- [WHAT IS ASKED] Locate all lines with the word "subtitle". Copy them.

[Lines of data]
--*--

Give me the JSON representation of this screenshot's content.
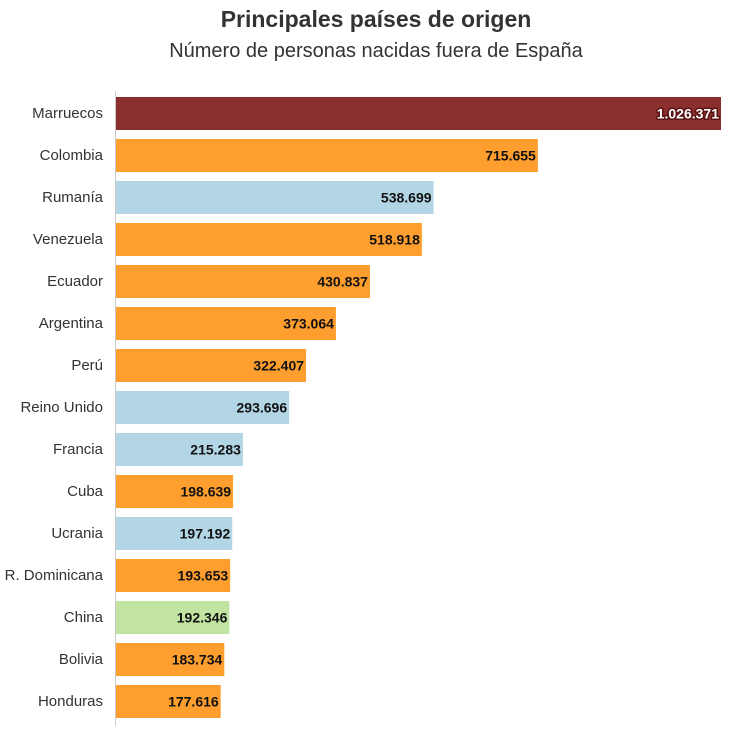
{
  "title": "Principales países de origen",
  "subtitle": "Número de personas nacidas fuera de España",
  "chart_data": {
    "type": "bar",
    "orientation": "horizontal",
    "title": "Principales países de origen",
    "subtitle": "Número de personas nacidas fuera de España",
    "xlabel": "",
    "ylabel": "",
    "grid": false,
    "legend": "none",
    "xlim": [
      0,
      1026371
    ],
    "categories": [
      "Marruecos",
      "Colombia",
      "Rumanía",
      "Venezuela",
      "Ecuador",
      "Argentina",
      "Perú",
      "Reino Unido",
      "Francia",
      "Cuba",
      "Ucrania",
      "R. Dominicana",
      "China",
      "Bolivia",
      "Honduras"
    ],
    "values": [
      1026371,
      715655,
      538699,
      518918,
      430837,
      373064,
      322407,
      293696,
      215283,
      198639,
      197192,
      193653,
      192346,
      183734,
      177616
    ],
    "value_labels": [
      "1.026.371",
      "715.655",
      "538.699",
      "518.918",
      "430.837",
      "373.064",
      "322.407",
      "293.696",
      "215.283",
      "198.639",
      "197.192",
      "193.653",
      "192.346",
      "183.734",
      "177.616"
    ],
    "bar_colors": [
      "#8b2e2e",
      "#fd9e2e",
      "#b3d6e6",
      "#fd9e2e",
      "#fd9e2e",
      "#fd9e2e",
      "#fd9e2e",
      "#b3d6e6",
      "#b3d6e6",
      "#fd9e2e",
      "#b3d6e6",
      "#fd9e2e",
      "#c2e4a2",
      "#fd9e2e",
      "#fd9e2e"
    ],
    "label_colors": [
      "#ffffff",
      "#111111",
      "#111111",
      "#111111",
      "#111111",
      "#111111",
      "#111111",
      "#111111",
      "#111111",
      "#111111",
      "#111111",
      "#111111",
      "#111111",
      "#111111",
      "#111111"
    ],
    "label_halo_colors": [
      "#5a1414",
      "#fd9e2e",
      "#b3d6e6",
      "#fd9e2e",
      "#fd9e2e",
      "#fd9e2e",
      "#fd9e2e",
      "#b3d6e6",
      "#b3d6e6",
      "#fd9e2e",
      "#b3d6e6",
      "#fd9e2e",
      "#c2e4a2",
      "#fd9e2e",
      "#fd9e2e"
    ],
    "axis_color": "#cccccc"
  }
}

--*--

- [EXERCISE SOLUTION]
  "subtitle": "Número de personas nacidas fuera de España",
    "subtitle": "Número de personas nacidas fuera de España",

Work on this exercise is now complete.